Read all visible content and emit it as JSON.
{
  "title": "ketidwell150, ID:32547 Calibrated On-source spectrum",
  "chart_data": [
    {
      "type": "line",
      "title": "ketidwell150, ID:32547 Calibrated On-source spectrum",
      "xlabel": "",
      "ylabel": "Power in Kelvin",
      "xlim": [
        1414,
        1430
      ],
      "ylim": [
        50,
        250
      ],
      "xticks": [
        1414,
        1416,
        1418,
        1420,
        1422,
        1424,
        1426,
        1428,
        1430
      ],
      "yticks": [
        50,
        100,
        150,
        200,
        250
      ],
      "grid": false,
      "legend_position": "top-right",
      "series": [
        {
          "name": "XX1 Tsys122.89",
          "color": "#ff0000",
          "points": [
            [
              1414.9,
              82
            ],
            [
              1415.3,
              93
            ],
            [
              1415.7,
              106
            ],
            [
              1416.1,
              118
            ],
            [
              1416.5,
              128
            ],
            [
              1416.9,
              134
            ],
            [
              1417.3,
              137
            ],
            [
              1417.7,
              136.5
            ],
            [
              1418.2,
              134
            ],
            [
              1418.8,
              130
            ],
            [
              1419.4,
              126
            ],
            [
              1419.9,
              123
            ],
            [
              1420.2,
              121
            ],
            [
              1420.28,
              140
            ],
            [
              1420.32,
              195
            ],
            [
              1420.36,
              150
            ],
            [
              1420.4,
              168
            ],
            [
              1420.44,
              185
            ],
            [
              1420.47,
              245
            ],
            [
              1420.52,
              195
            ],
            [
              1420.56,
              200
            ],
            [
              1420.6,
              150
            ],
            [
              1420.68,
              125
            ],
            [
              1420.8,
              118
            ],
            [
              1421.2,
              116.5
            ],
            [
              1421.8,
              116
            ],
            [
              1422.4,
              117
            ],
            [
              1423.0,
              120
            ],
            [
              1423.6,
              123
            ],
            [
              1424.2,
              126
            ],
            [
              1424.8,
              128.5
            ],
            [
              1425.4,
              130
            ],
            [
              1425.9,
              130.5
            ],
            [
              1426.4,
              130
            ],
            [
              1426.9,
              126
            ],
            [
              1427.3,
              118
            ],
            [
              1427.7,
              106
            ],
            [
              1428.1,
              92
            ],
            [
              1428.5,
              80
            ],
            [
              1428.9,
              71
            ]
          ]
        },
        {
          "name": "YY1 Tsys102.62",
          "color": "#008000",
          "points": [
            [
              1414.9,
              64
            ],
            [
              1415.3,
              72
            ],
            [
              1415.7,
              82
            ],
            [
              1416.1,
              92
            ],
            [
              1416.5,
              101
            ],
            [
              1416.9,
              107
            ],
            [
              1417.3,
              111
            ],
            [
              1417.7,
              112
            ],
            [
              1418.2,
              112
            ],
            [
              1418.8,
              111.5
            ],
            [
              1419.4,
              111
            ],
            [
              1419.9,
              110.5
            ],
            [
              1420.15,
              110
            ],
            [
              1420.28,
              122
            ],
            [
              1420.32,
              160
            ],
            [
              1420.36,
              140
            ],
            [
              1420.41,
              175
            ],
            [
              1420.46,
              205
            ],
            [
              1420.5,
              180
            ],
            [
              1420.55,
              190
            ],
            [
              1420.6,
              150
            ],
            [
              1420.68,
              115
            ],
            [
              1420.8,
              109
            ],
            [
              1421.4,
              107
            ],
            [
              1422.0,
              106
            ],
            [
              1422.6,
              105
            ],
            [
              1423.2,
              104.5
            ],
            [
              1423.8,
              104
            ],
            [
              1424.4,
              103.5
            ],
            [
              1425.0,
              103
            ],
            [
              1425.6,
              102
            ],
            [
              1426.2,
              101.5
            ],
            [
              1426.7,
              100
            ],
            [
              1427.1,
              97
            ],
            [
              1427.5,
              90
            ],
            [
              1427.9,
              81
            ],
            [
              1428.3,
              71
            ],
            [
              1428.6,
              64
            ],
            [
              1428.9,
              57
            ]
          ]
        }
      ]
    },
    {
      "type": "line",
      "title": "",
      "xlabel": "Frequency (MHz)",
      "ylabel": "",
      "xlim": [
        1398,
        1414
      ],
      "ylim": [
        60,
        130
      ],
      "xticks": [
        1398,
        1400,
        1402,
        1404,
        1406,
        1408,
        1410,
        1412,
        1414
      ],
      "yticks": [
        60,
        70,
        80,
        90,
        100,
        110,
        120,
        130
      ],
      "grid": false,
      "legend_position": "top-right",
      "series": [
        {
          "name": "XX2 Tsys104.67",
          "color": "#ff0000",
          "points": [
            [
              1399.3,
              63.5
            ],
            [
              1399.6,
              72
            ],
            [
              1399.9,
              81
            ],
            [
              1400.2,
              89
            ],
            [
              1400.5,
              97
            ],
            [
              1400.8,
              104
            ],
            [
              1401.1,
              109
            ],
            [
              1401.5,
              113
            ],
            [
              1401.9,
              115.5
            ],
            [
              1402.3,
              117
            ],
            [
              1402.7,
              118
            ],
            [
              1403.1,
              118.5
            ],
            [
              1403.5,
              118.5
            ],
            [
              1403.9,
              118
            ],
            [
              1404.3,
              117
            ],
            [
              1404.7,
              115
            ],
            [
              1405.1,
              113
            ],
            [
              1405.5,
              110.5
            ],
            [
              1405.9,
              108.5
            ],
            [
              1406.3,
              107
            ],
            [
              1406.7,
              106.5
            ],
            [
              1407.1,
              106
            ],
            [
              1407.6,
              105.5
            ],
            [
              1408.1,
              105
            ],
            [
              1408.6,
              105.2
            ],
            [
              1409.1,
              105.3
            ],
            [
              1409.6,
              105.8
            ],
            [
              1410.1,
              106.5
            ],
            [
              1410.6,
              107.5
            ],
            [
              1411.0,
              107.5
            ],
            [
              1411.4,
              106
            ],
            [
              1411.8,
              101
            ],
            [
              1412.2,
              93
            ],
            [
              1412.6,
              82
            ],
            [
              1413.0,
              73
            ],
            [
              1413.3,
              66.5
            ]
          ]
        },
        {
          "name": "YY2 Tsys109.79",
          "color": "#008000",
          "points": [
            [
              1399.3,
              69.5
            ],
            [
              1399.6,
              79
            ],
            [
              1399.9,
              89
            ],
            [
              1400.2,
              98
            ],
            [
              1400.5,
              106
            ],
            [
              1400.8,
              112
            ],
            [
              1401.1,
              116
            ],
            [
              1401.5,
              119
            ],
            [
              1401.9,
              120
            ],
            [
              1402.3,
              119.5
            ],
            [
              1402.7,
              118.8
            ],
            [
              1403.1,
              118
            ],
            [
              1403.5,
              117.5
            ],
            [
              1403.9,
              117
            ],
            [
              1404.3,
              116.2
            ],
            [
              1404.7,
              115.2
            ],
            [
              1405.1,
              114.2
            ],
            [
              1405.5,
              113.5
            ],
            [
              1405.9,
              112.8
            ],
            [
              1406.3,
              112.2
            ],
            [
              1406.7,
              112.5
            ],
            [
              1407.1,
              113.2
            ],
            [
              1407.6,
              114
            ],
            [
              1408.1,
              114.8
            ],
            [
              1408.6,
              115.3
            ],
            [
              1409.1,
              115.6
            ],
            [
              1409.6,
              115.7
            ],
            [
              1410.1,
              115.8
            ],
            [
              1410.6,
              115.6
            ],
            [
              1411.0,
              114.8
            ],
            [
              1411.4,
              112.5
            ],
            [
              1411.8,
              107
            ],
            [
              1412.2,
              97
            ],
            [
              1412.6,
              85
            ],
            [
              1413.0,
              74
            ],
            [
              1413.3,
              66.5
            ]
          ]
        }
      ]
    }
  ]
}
****************************************
The problem:
Word for word, write out all of the data above.

Written response:
Read all visible content and emit it as JSON.
{
  "title": "ketidwell150, ID:32547 Calibrated On-source spectrum",
  "chart_data": [
    {
      "type": "line",
      "title": "ketidwell150, ID:32547 Calibrated On-source spectrum",
      "xlabel": "",
      "ylabel": "Power in Kelvin",
      "xlim": [
        1414,
        1430
      ],
      "ylim": [
        50,
        250
      ],
      "xticks": [
        1414,
        1416,
        1418,
        1420,
        1422,
        1424,
        1426,
        1428,
        1430
      ],
      "yticks": [
        50,
        100,
        150,
        200,
        250
      ],
      "grid": false,
      "legend_position": "top-right",
      "series": [
        {
          "name": "XX1 Tsys122.89",
          "color": "#ff0000",
          "points": [
            [
              1414.9,
              82
            ],
            [
              1415.3,
              93
            ],
            [
              1415.7,
              106
            ],
            [
              1416.1,
              118
            ],
            [
              1416.5,
              128
            ],
            [
              1416.9,
              134
            ],
            [
              1417.3,
              137
            ],
            [
              1417.7,
              136.5
            ],
            [
              1418.2,
              134
            ],
            [
              1418.8,
              130
            ],
            [
              1419.4,
              126
            ],
            [
              1419.9,
              123
            ],
            [
              1420.2,
              121
            ],
            [
              1420.28,
              140
            ],
            [
              1420.32,
              195
            ],
            [
              1420.36,
              150
            ],
            [
              1420.4,
              168
            ],
            [
              1420.44,
              185
            ],
            [
              1420.47,
              245
            ],
            [
              1420.52,
              195
            ],
            [
              1420.56,
              200
            ],
            [
              1420.6,
              150
            ],
            [
              1420.68,
              125
            ],
            [
              1420.8,
              118
            ],
            [
              1421.2,
              116.5
            ],
            [
              1421.8,
              116
            ],
            [
              1422.4,
              117
            ],
            [
              1423.0,
              120
            ],
            [
              1423.6,
              123
            ],
            [
              1424.2,
              126
            ],
            [
              1424.8,
              128.5
            ],
            [
              1425.4,
              130
            ],
            [
              1425.9,
              130.5
            ],
            [
              1426.4,
              130
            ],
            [
              1426.9,
              126
            ],
            [
              1427.3,
              118
            ],
            [
              1427.7,
              106
            ],
            [
              1428.1,
              92
            ],
            [
              1428.5,
              80
            ],
            [
              1428.9,
              71
            ]
          ]
        },
        {
          "name": "YY1 Tsys102.62",
          "color": "#008000",
          "points": [
            [
              1414.9,
              64
            ],
            [
              1415.3,
              72
            ],
            [
              1415.7,
              82
            ],
            [
              1416.1,
              92
            ],
            [
              1416.5,
              101
            ],
            [
              1416.9,
              107
            ],
            [
              1417.3,
              111
            ],
            [
              1417.7,
              112
            ],
            [
              1418.2,
              112
            ],
            [
              1418.8,
              111.5
            ],
            [
              1419.4,
              111
            ],
            [
              1419.9,
              110.5
            ],
            [
              1420.15,
              110
            ],
            [
              1420.28,
              122
            ],
            [
              1420.32,
              160
            ],
            [
              1420.36,
              140
            ],
            [
              1420.41,
              175
            ],
            [
              1420.46,
              205
            ],
            [
              1420.5,
              180
            ],
            [
              1420.55,
              190
            ],
            [
              1420.6,
              150
            ],
            [
              1420.68,
              115
            ],
            [
              1420.8,
              109
            ],
            [
              1421.4,
              107
            ],
            [
              1422.0,
              106
            ],
            [
              1422.6,
              105
            ],
            [
              1423.2,
              104.5
            ],
            [
              1423.8,
              104
            ],
            [
              1424.4,
              103.5
            ],
            [
              1425.0,
              103
            ],
            [
              1425.6,
              102
            ],
            [
              1426.2,
              101.5
            ],
            [
              1426.7,
              100
            ],
            [
              1427.1,
              97
            ],
            [
              1427.5,
              90
            ],
            [
              1427.9,
              81
            ],
            [
              1428.3,
              71
            ],
            [
              1428.6,
              64
            ],
            [
              1428.9,
              57
            ]
          ]
        }
      ]
    },
    {
      "type": "line",
      "title": "",
      "xlabel": "Frequency (MHz)",
      "ylabel": "",
      "xlim": [
        1398,
        1414
      ],
      "ylim": [
        60,
        130
      ],
      "xticks": [
        1398,
        1400,
        1402,
        1404,
        1406,
        1408,
        1410,
        1412,
        1414
      ],
      "yticks": [
        60,
        70,
        80,
        90,
        100,
        110,
        120,
        130
      ],
      "grid": false,
      "legend_position": "top-right",
      "series": [
        {
          "name": "XX2 Tsys104.67",
          "color": "#ff0000",
          "points": [
            [
              1399.3,
              63.5
            ],
            [
              1399.6,
              72
            ],
            [
              1399.9,
              81
            ],
            [
              1400.2,
              89
            ],
            [
              1400.5,
              97
            ],
            [
              1400.8,
              104
            ],
            [
              1401.1,
              109
            ],
            [
              1401.5,
              113
            ],
            [
              1401.9,
              115.5
            ],
            [
              1402.3,
              117
            ],
            [
              1402.7,
              118
            ],
            [
              1403.1,
              118.5
            ],
            [
              1403.5,
              118.5
            ],
            [
              1403.9,
              118
            ],
            [
              1404.3,
              117
            ],
            [
              1404.7,
              115
            ],
            [
              1405.1,
              113
            ],
            [
              1405.5,
              110.5
            ],
            [
              1405.9,
              108.5
            ],
            [
              1406.3,
              107
            ],
            [
              1406.7,
              106.5
            ],
            [
              1407.1,
              106
            ],
            [
              1407.6,
              105.5
            ],
            [
              1408.1,
              105
            ],
            [
              1408.6,
              105.2
            ],
            [
              1409.1,
              105.3
            ],
            [
              1409.6,
              105.8
            ],
            [
              1410.1,
              106.5
            ],
            [
              1410.6,
              107.5
            ],
            [
              1411.0,
              107.5
            ],
            [
              1411.4,
              106
            ],
            [
              1411.8,
              101
            ],
            [
              1412.2,
              93
            ],
            [
              1412.6,
              82
            ],
            [
              1413.0,
              73
            ],
            [
              1413.3,
              66.5
            ]
          ]
        },
        {
          "name": "YY2 Tsys109.79",
          "color": "#008000",
          "points": [
            [
              1399.3,
              69.5
            ],
            [
              1399.6,
              79
            ],
            [
              1399.9,
              89
            ],
            [
              1400.2,
              98
            ],
            [
              1400.5,
              106
            ],
            [
              1400.8,
              112
            ],
            [
              1401.1,
              116
            ],
            [
              1401.5,
              119
            ],
            [
              1401.9,
              120
            ],
            [
              1402.3,
              119.5
            ],
            [
              1402.7,
              118.8
            ],
            [
              1403.1,
              118
            ],
            [
              1403.5,
              117.5
            ],
            [
              1403.9,
              117
            ],
            [
              1404.3,
              116.2
            ],
            [
              1404.7,
              115.2
            ],
            [
              1405.1,
              114.2
            ],
            [
              1405.5,
              113.5
            ],
            [
              1405.9,
              112.8
            ],
            [
              1406.3,
              112.2
            ],
            [
              1406.7,
              112.5
            ],
            [
              1407.1,
              113.2
            ],
            [
              1407.6,
              114
            ],
            [
              1408.1,
              114.8
            ],
            [
              1408.6,
              115.3
            ],
            [
              1409.1,
              115.6
            ],
            [
              1409.6,
              115.7
            ],
            [
              1410.1,
              115.8
            ],
            [
              1410.6,
              115.6
            ],
            [
              1411.0,
              114.8
            ],
            [
              1411.4,
              112.5
            ],
            [
              1411.8,
              107
            ],
            [
              1412.2,
              97
            ],
            [
              1412.6,
              85
            ],
            [
              1413.0,
              74
            ],
            [
              1413.3,
              66.5
            ]
          ]
        }
      ]
    }
  ]
}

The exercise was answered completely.